**TASK INPUTS:**
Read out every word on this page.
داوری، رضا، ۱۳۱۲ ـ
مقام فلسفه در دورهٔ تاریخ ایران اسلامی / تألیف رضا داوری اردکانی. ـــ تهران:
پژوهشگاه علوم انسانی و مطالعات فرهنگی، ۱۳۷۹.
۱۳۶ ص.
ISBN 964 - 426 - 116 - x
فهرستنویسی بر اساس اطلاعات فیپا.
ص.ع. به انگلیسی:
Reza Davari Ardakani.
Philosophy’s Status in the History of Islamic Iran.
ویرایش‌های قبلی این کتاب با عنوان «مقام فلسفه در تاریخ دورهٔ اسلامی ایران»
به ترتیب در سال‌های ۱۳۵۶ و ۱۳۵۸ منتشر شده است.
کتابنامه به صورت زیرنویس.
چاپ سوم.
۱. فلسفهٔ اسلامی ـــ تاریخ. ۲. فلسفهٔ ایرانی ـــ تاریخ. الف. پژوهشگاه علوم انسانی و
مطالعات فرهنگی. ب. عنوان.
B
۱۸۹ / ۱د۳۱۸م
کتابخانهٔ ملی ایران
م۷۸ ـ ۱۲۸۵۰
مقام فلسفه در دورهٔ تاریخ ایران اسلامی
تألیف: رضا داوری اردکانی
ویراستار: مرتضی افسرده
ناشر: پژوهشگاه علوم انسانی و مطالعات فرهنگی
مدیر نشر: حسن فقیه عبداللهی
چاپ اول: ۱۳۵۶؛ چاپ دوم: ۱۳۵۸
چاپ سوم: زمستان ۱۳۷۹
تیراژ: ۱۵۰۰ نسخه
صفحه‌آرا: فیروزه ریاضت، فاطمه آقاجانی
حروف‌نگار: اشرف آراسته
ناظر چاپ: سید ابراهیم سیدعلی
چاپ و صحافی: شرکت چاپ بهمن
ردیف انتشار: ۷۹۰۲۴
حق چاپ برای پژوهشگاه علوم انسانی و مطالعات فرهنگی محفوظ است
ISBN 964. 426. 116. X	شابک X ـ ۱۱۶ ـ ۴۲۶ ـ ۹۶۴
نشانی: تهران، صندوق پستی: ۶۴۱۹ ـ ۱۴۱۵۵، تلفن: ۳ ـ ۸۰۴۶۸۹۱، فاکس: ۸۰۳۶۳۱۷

**TASK INSTRUCTIONS:**
Send back all of the entries exactly, with nothing missing.

**THE RESPONSE:**
Read out every word on this page.
داوری، رضا، ۱۳۱۲ ـ
مقام فلسفه در دورهٔ تاریخ ایران اسلامی / تألیف رضا داوری اردکانی. ـــ تهران:
پژوهشگاه علوم انسانی و مطالعات فرهنگی، ۱۳۷۹.
۱۳۶ ص.
ISBN 964 - 426 - 116 - x
فهرستنویسی بر اساس اطلاعات فیپا.
ص.ع. به انگلیسی:
Reza Davari Ardakani.
Philosophy’s Status in the History of Islamic Iran.
ویرایش‌های قبلی این کتاب با عنوان «مقام فلسفه در تاریخ دورهٔ اسلامی ایران»
به ترتیب در سال‌های ۱۳۵۶ و ۱۳۵۸ منتشر شده است.
کتابنامه به صورت زیرنویس.
چاپ سوم.
۱. فلسفهٔ اسلامی ـــ تاریخ. ۲. فلسفهٔ ایرانی ـــ تاریخ. الف. پژوهشگاه علوم انسانی و
مطالعات فرهنگی. ب. عنوان.
B
۱۸۹ / ۱د۳۱۸م
کتابخانهٔ ملی ایران
م۷۸ ـ ۱۲۸۵۰
مقام فلسفه در دورهٔ تاریخ ایران اسلامی
تألیف: رضا داوری اردکانی
ویراستار: مرتضی افسرده
ناشر: پژوهشگاه علوم انسانی و مطالعات فرهنگی
مدیر نشر: حسن فقیه عبداللهی
چاپ اول: ۱۳۵۶؛ چاپ دوم: ۱۳۵۸
چاپ سوم: زمستان ۱۳۷۹
تیراژ: ۱۵۰۰ نسخه
صفحه‌آرا: فیروزه ریاضت، فاطمه آقاجانی
حروف‌نگار: اشرف آراسته
ناظر چاپ: سید ابراهیم سیدعلی
چاپ و صحافی: شرکت چاپ بهمن
ردیف انتشار: ۷۹۰۲۴
حق چاپ برای پژوهشگاه علوم انسانی و مطالعات فرهنگی محفوظ است
ISBN 964. 426. 116. X	شابک X ـ ۱۱۶ ـ ۴۲۶ ـ ۹۶۴
نشانی: تهران، صندوق پستی: ۶۴۱۹ ـ ۱۴۱۵۵، تلفن: ۳ ـ ۸۰۴۶۸۹۱، فاکس: ۸۰۳۶۳۱۷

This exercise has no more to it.